— begin —
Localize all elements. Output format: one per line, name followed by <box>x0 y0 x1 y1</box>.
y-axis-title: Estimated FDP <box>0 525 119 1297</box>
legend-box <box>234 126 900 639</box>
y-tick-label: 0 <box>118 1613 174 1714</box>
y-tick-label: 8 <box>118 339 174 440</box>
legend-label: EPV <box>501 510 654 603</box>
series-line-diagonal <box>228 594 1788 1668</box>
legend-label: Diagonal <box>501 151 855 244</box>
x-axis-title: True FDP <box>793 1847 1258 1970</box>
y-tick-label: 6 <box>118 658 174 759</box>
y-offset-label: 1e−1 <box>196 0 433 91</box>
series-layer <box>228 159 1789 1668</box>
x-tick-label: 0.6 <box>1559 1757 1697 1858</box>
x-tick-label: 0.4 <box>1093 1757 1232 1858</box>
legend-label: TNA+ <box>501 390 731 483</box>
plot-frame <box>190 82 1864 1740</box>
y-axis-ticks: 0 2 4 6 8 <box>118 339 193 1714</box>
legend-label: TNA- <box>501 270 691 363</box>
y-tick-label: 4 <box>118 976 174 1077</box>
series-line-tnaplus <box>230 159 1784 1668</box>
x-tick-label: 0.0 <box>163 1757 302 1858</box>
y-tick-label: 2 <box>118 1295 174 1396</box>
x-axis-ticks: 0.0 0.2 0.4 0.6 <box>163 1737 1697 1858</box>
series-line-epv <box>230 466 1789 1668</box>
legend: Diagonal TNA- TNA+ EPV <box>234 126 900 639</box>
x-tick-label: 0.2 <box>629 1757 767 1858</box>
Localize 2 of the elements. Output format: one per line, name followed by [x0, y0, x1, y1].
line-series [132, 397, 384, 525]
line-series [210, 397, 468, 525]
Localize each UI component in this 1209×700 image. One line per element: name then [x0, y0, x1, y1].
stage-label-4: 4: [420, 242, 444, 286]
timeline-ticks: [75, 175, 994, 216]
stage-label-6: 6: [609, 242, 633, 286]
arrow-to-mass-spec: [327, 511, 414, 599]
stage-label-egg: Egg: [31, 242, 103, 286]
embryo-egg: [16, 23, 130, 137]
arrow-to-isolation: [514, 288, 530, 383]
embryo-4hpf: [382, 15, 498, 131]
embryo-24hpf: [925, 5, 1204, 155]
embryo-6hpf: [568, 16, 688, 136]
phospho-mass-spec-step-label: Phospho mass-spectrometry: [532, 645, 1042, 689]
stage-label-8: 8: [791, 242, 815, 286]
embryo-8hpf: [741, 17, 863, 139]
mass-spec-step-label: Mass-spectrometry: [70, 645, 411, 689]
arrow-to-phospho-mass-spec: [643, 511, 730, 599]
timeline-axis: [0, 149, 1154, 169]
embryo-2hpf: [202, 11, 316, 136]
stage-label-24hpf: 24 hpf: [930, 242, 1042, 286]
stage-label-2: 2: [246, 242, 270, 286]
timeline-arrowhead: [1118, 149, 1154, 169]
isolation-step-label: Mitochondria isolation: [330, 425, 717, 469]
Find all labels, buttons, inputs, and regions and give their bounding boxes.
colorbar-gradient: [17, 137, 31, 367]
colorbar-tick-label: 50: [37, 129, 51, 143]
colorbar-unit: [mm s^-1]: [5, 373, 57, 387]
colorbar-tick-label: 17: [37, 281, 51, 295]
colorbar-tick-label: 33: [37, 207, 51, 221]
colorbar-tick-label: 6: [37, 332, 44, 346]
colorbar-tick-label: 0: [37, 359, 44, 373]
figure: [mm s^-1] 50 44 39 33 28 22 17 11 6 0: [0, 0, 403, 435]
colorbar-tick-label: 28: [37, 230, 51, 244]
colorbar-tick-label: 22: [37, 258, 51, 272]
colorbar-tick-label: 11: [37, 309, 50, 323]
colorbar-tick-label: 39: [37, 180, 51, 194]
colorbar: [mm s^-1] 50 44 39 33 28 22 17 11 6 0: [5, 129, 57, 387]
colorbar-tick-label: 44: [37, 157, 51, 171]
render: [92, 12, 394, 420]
— end —
(PROMPT)
Print the whole listing above again, line for line, without changing a single character.

(FULL ANSWER)
Localize all elements. Output format: one per line, name followed by <box>x0 y0 x1 y1</box>.
y-axis-title: Estimated FDP <box>0 525 119 1297</box>
legend-box <box>234 126 900 639</box>
y-tick-label: 0 <box>118 1613 174 1714</box>
y-tick-label: 8 <box>118 339 174 440</box>
legend-label: EPV <box>501 510 654 603</box>
series-line-diagonal <box>228 594 1788 1668</box>
legend-label: Diagonal <box>501 151 855 244</box>
x-axis-title: True FDP <box>793 1847 1258 1970</box>
y-tick-label: 6 <box>118 658 174 759</box>
y-offset-label: 1e−1 <box>196 0 433 91</box>
series-layer <box>228 159 1789 1668</box>
x-tick-label: 0.6 <box>1559 1757 1697 1858</box>
x-tick-label: 0.4 <box>1093 1757 1232 1858</box>
legend-label: TNA+ <box>501 390 731 483</box>
plot-frame <box>190 82 1864 1740</box>
y-axis-ticks: 0 2 4 6 8 <box>118 339 193 1714</box>
legend-label: TNA- <box>501 270 691 363</box>
y-tick-label: 4 <box>118 976 174 1077</box>
series-line-tnaplus <box>230 159 1784 1668</box>
x-tick-label: 0.0 <box>163 1757 302 1858</box>
y-tick-label: 2 <box>118 1295 174 1396</box>
x-axis-ticks: 0.0 0.2 0.4 0.6 <box>163 1737 1697 1858</box>
series-line-epv <box>230 466 1789 1668</box>
legend: Diagonal TNA- TNA+ EPV <box>234 126 900 639</box>
x-tick-label: 0.2 <box>629 1757 767 1858</box>
Localize 2 of the elements. Output format: one per line, name followed by [x0, y0, x1, y1].
line-series [132, 397, 384, 525]
line-series [210, 397, 468, 525]
Localize each UI component in this 1209×700 image. One line per element: name then [x0, y0, x1, y1].
stage-label-4: 4: [420, 242, 444, 286]
timeline-ticks: [75, 175, 994, 216]
stage-label-6: 6: [609, 242, 633, 286]
arrow-to-mass-spec: [327, 511, 414, 599]
stage-label-egg: Egg: [31, 242, 103, 286]
embryo-egg: [16, 23, 130, 137]
arrow-to-isolation: [514, 288, 530, 383]
embryo-4hpf: [382, 15, 498, 131]
embryo-24hpf: [925, 5, 1204, 155]
embryo-6hpf: [568, 16, 688, 136]
phospho-mass-spec-step-label: Phospho mass-spectrometry: [532, 645, 1042, 689]
stage-label-8: 8: [791, 242, 815, 286]
embryo-8hpf: [741, 17, 863, 139]
mass-spec-step-label: Mass-spectrometry: [70, 645, 411, 689]
arrow-to-phospho-mass-spec: [643, 511, 730, 599]
timeline-axis: [0, 149, 1154, 169]
embryo-2hpf: [202, 11, 316, 136]
stage-label-24hpf: 24 hpf: [930, 242, 1042, 286]
stage-label-2: 2: [246, 242, 270, 286]
timeline-arrowhead: [1118, 149, 1154, 169]
isolation-step-label: Mitochondria isolation: [330, 425, 717, 469]
Find all labels, buttons, inputs, and regions and give their bounding boxes.
colorbar-gradient: [17, 137, 31, 367]
colorbar-tick-label: 50: [37, 129, 51, 143]
colorbar-unit: [mm s^-1]: [5, 373, 57, 387]
colorbar-tick-label: 17: [37, 281, 51, 295]
colorbar-tick-label: 33: [37, 207, 51, 221]
colorbar-tick-label: 6: [37, 332, 44, 346]
colorbar-tick-label: 0: [37, 359, 44, 373]
figure: [mm s^-1] 50 44 39 33 28 22 17 11 6 0: [0, 0, 403, 435]
colorbar-tick-label: 28: [37, 230, 51, 244]
colorbar-tick-label: 22: [37, 258, 51, 272]
colorbar-tick-label: 11: [37, 309, 50, 323]
colorbar-tick-label: 39: [37, 180, 51, 194]
colorbar: [mm s^-1] 50 44 39 33 28 22 17 11 6 0: [5, 129, 57, 387]
colorbar-tick-label: 44: [37, 157, 51, 171]
render: [92, 12, 394, 420]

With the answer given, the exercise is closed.